• **WORK REQUIRED**:
The records below need retyping in full; give them again exactly.

* BEGIN *

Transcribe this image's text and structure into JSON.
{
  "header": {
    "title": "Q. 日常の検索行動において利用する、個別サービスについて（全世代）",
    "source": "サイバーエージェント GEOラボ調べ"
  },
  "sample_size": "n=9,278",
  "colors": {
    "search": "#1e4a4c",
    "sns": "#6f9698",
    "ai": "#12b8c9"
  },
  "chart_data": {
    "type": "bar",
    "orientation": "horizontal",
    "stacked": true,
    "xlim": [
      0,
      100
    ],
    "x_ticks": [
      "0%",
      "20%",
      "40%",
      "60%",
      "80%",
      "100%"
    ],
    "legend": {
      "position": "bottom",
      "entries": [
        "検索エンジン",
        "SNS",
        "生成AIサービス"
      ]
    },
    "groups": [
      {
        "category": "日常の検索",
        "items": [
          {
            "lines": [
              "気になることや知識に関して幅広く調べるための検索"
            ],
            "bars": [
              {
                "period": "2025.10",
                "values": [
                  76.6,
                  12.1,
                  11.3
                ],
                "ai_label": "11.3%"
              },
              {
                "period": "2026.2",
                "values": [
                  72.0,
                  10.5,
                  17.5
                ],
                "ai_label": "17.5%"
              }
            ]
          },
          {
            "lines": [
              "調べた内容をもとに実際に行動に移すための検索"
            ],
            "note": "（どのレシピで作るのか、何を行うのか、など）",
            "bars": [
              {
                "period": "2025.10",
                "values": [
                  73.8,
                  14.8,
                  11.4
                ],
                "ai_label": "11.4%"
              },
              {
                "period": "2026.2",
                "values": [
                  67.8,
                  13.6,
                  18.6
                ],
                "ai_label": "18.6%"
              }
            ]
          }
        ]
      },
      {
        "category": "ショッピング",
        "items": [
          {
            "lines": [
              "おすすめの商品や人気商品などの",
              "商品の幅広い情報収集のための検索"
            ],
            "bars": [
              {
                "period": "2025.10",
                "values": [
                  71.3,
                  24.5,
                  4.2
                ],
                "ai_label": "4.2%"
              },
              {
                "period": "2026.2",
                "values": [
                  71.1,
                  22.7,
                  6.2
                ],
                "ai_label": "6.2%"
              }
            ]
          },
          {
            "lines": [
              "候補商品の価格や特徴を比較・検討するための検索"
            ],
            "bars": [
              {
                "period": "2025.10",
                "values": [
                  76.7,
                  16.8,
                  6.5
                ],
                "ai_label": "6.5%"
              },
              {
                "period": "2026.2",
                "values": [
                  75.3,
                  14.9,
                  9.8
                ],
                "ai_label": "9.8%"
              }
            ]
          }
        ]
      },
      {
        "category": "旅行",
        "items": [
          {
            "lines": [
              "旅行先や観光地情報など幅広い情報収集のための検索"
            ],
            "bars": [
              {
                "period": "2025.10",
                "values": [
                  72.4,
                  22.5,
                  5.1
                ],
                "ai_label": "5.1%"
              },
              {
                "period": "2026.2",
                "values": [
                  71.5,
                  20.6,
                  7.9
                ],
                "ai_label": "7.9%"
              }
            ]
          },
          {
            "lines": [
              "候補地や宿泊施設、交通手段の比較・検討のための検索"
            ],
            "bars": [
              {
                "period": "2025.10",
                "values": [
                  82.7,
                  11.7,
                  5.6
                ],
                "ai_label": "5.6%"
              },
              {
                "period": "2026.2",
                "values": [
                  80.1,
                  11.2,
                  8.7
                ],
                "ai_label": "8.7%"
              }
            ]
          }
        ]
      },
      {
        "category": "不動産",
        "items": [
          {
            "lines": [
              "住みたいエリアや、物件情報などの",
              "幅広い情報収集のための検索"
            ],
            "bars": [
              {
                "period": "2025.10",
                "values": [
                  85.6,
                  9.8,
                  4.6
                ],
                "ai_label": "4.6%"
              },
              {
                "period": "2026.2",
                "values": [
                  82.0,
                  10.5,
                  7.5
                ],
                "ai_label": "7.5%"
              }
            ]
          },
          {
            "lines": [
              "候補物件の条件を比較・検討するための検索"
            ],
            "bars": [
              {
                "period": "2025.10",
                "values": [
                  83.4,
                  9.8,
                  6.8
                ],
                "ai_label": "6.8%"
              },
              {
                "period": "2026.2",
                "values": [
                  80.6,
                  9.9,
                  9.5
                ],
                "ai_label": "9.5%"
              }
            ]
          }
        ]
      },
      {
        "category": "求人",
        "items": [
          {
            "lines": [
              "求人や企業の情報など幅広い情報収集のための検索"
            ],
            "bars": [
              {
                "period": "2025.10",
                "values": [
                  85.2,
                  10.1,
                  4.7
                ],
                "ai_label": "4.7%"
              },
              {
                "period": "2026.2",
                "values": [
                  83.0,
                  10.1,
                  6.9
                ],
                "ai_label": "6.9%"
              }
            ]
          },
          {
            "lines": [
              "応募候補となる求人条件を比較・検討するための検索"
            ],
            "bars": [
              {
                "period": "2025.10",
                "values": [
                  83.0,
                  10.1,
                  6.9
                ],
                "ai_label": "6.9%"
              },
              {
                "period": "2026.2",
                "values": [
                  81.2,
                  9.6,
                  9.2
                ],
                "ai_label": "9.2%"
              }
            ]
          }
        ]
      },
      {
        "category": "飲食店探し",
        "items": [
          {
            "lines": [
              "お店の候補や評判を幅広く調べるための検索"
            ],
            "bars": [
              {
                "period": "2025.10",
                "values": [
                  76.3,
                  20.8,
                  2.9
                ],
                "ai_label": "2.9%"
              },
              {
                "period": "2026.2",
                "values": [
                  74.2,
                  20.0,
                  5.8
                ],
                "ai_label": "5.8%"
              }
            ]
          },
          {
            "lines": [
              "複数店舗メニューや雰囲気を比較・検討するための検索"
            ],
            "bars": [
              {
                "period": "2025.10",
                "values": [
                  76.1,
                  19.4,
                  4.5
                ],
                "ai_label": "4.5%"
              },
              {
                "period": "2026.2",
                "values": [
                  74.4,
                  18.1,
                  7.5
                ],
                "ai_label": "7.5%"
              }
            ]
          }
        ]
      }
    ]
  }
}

* END *

• **FINAL RESULT**:
Transcribe this image's text and structure into JSON.
{
  "header": {
    "title": "Q. 日常の検索行動において利用する、個別サービスについて（全世代）",
    "source": "サイバーエージェント GEOラボ調べ"
  },
  "sample_size": "n=9,278",
  "colors": {
    "search": "#1e4a4c",
    "sns": "#6f9698",
    "ai": "#12b8c9"
  },
  "chart_data": {
    "type": "bar",
    "orientation": "horizontal",
    "stacked": true,
    "xlim": [
      0,
      100
    ],
    "x_ticks": [
      "0%",
      "20%",
      "40%",
      "60%",
      "80%",
      "100%"
    ],
    "legend": {
      "position": "bottom",
      "entries": [
        "検索エンジン",
        "SNS",
        "生成AIサービス"
      ]
    },
    "groups": [
      {
        "category": "日常の検索",
        "items": [
          {
            "lines": [
              "気になることや知識に関して幅広く調べるための検索"
            ],
            "bars": [
              {
                "period": "2025.10",
                "values": [
                  76.6,
                  12.1,
                  11.3
                ],
                "ai_label": "11.3%"
              },
              {
                "period": "2026.2",
                "values": [
                  72.0,
                  10.5,
                  17.5
                ],
                "ai_label": "17.5%"
              }
            ]
          },
          {
            "lines": [
              "調べた内容をもとに実際に行動に移すための検索"
            ],
            "note": "（どのレシピで作るのか、何を行うのか、など）",
            "bars": [
              {
                "period": "2025.10",
                "values": [
                  73.8,
                  14.8,
                  11.4
                ],
                "ai_label": "11.4%"
              },
              {
                "period": "2026.2",
                "values": [
                  67.8,
                  13.6,
                  18.6
                ],
                "ai_label": "18.6%"
              }
            ]
          }
        ]
      },
      {
        "category": "ショッピング",
        "items": [
          {
            "lines": [
              "おすすめの商品や人気商品などの",
              "商品の幅広い情報収集のための検索"
            ],
            "bars": [
              {
                "period": "2025.10",
                "values": [
                  71.3,
                  24.5,
                  4.2
                ],
                "ai_label": "4.2%"
              },
              {
                "period": "2026.2",
                "values": [
                  71.1,
                  22.7,
                  6.2
                ],
                "ai_label": "6.2%"
              }
            ]
          },
          {
            "lines": [
              "候補商品の価格や特徴を比較・検討するための検索"
            ],
            "bars": [
              {
                "period": "2025.10",
                "values": [
                  76.7,
                  16.8,
                  6.5
                ],
                "ai_label": "6.5%"
              },
              {
                "period": "2026.2",
                "values": [
                  75.3,
                  14.9,
                  9.8
                ],
                "ai_label": "9.8%"
              }
            ]
          }
        ]
      },
      {
        "category": "旅行",
        "items": [
          {
            "lines": [
              "旅行先や観光地情報など幅広い情報収集のための検索"
            ],
            "bars": [
              {
                "period": "2025.10",
                "values": [
                  72.4,
                  22.5,
                  5.1
                ],
                "ai_label": "5.1%"
              },
              {
                "period": "2026.2",
                "values": [
                  71.5,
                  20.6,
                  7.9
                ],
                "ai_label": "7.9%"
              }
            ]
          },
          {
            "lines": [
              "候補地や宿泊施設、交通手段の比較・検討のための検索"
            ],
            "bars": [
              {
                "period": "2025.10",
                "values": [
                  82.7,
                  11.7,
                  5.6
                ],
                "ai_label": "5.6%"
              },
              {
                "period": "2026.2",
                "values": [
                  80.1,
                  11.2,
                  8.7
                ],
                "ai_label": "8.7%"
              }
            ]
          }
        ]
      },
      {
        "category": "不動産",
        "items": [
          {
            "lines": [
              "住みたいエリアや、物件情報などの",
              "幅広い情報収集のための検索"
            ],
            "bars": [
              {
                "period": "2025.10",
                "values": [
                  85.6,
                  9.8,
                  4.6
                ],
                "ai_label": "4.6%"
              },
              {
                "period": "2026.2",
                "values": [
                  82.0,
                  10.5,
                  7.5
                ],
                "ai_label": "7.5%"
              }
            ]
          },
          {
            "lines": [
              "候補物件の条件を比較・検討するための検索"
            ],
            "bars": [
              {
                "period": "2025.10",
                "values": [
                  83.4,
                  9.8,
                  6.8
                ],
                "ai_label": "6.8%"
              },
              {
                "period": "2026.2",
                "values": [
                  80.6,
                  9.9,
                  9.5
                ],
                "ai_label": "9.5%"
              }
            ]
          }
        ]
      },
      {
        "category": "求人",
        "items": [
          {
            "lines": [
              "求人や企業の情報など幅広い情報収集のための検索"
            ],
            "bars": [
              {
                "period": "2025.10",
                "values": [
                  85.2,
                  10.1,
                  4.7
                ],
                "ai_label": "4.7%"
              },
              {
                "period": "2026.2",
                "values": [
                  83.0,
                  10.1,
                  6.9
                ],
                "ai_label": "6.9%"
              }
            ]
          },
          {
            "lines": [
              "応募候補となる求人条件を比較・検討するための検索"
            ],
            "bars": [
              {
                "period": "2025.10",
                "values": [
                  83.0,
                  10.1,
                  6.9
                ],
                "ai_label": "6.9%"
              },
              {
                "period": "2026.2",
                "values": [
                  81.2,
                  9.6,
                  9.2
                ],
                "ai_label": "9.2%"
              }
            ]
          }
        ]
      },
      {
        "category": "飲食店探し",
        "items": [
          {
            "lines": [
              "お店の候補や評判を幅広く調べるための検索"
            ],
            "bars": [
              {
                "period": "2025.10",
                "values": [
                  76.3,
                  20.8,
                  2.9
                ],
                "ai_label": "2.9%"
              },
              {
                "period": "2026.2",
                "values": [
                  74.2,
                  20.0,
                  5.8
                ],
                "ai_label": "5.8%"
              }
            ]
          },
          {
            "lines": [
              "複数店舗メニューや雰囲気を比較・検討するための検索"
            ],
            "bars": [
              {
                "period": "2025.10",
                "values": [
                  76.1,
                  19.4,
                  4.5
                ],
                "ai_label": "4.5%"
              },
              {
                "period": "2026.2",
                "values": [
                  74.4,
                  18.1,
                  7.5
                ],
                "ai_label": "7.5%"
              }
            ]
          }
        ]
      }
    ]
  }
}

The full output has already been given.